YOUR OBJECTIVE
Each entry below should be reproduced character for character.

PROVIDED RECORDS
☆ ☆ ☆ ☆
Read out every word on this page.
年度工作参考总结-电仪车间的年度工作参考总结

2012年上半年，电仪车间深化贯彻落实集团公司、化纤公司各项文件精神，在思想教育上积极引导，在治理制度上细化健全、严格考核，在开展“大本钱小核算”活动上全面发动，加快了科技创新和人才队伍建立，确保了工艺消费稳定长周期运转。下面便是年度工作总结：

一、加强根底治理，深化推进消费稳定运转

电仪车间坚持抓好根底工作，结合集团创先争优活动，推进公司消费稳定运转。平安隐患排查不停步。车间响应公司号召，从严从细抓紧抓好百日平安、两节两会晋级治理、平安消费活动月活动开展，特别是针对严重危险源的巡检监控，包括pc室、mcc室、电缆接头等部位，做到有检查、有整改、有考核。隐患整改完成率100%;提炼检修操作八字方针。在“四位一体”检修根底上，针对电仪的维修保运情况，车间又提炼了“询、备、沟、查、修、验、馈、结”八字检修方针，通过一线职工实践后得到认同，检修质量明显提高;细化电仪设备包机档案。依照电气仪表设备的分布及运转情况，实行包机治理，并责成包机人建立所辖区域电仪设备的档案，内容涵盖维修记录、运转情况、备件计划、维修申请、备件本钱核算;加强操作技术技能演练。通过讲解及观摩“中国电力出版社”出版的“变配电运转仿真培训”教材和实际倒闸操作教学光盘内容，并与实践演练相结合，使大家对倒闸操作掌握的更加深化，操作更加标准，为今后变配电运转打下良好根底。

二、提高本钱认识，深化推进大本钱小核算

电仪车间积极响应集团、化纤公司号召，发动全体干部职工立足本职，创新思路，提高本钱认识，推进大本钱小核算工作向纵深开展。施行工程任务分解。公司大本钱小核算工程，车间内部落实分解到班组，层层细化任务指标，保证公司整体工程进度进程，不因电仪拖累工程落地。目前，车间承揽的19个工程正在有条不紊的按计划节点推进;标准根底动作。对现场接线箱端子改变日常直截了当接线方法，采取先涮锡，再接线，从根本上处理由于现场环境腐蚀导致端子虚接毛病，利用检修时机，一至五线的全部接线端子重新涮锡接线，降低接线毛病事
☆ ☆ ☆ ☆
RESULT FOR THIS TASK
Read out every word on this page.
年度工作参考总结-电仪车间的年度工作参考总结

2012年上半年，电仪车间深化贯彻落实集团公司、化纤公司各项文件精神，在思想教育上积极引导，在治理制度上细化健全、严格考核，在开展“大本钱小核算”活动上全面发动，加快了科技创新和人才队伍建立，确保了工艺消费稳定长周期运转。下面便是年度工作总结：

一、加强根底治理，深化推进消费稳定运转

电仪车间坚持抓好根底工作，结合集团创先争优活动，推进公司消费稳定运转。平安隐患排查不停步。车间响应公司号召，从严从细抓紧抓好百日平安、两节两会晋级治理、平安消费活动月活动开展，特别是针对严重危险源的巡检监控，包括pc室、mcc室、电缆接头等部位，做到有检查、有整改、有考核。隐患整改完成率100%;提炼检修操作八字方针。在“四位一体”检修根底上，针对电仪的维修保运情况，车间又提炼了“询、备、沟、查、修、验、馈、结”八字检修方针，通过一线职工实践后得到认同，检修质量明显提高;细化电仪设备包机档案。依照电气仪表设备的分布及运转情况，实行包机治理，并责成包机人建立所辖区域电仪设备的档案，内容涵盖维修记录、运转情况、备件计划、维修申请、备件本钱核算;加强操作技术技能演练。通过讲解及观摩“中国电力出版社”出版的“变配电运转仿真培训”教材和实际倒闸操作教学光盘内容，并与实践演练相结合，使大家对倒闸操作掌握的更加深化，操作更加标准，为今后变配电运转打下良好根底。

二、提高本钱认识，深化推进大本钱小核算

电仪车间积极响应集团、化纤公司号召，发动全体干部职工立足本职，创新思路，提高本钱认识，推进大本钱小核算工作向纵深开展。施行工程任务分解。公司大本钱小核算工程，车间内部落实分解到班组，层层细化任务指标，保证公司整体工程进度进程，不因电仪拖累工程落地。目前，车间承揽的19个工程正在有条不紊的按计划节点推进;标准根底动作。对现场接线箱端子改变日常直截了当接线方法，采取先涮锡，再接线，从根本上处理由于现场环境腐蚀导致端子虚接毛病，利用检修时机，一至五线的全部接线端子重新涮锡接线，降低接线毛病事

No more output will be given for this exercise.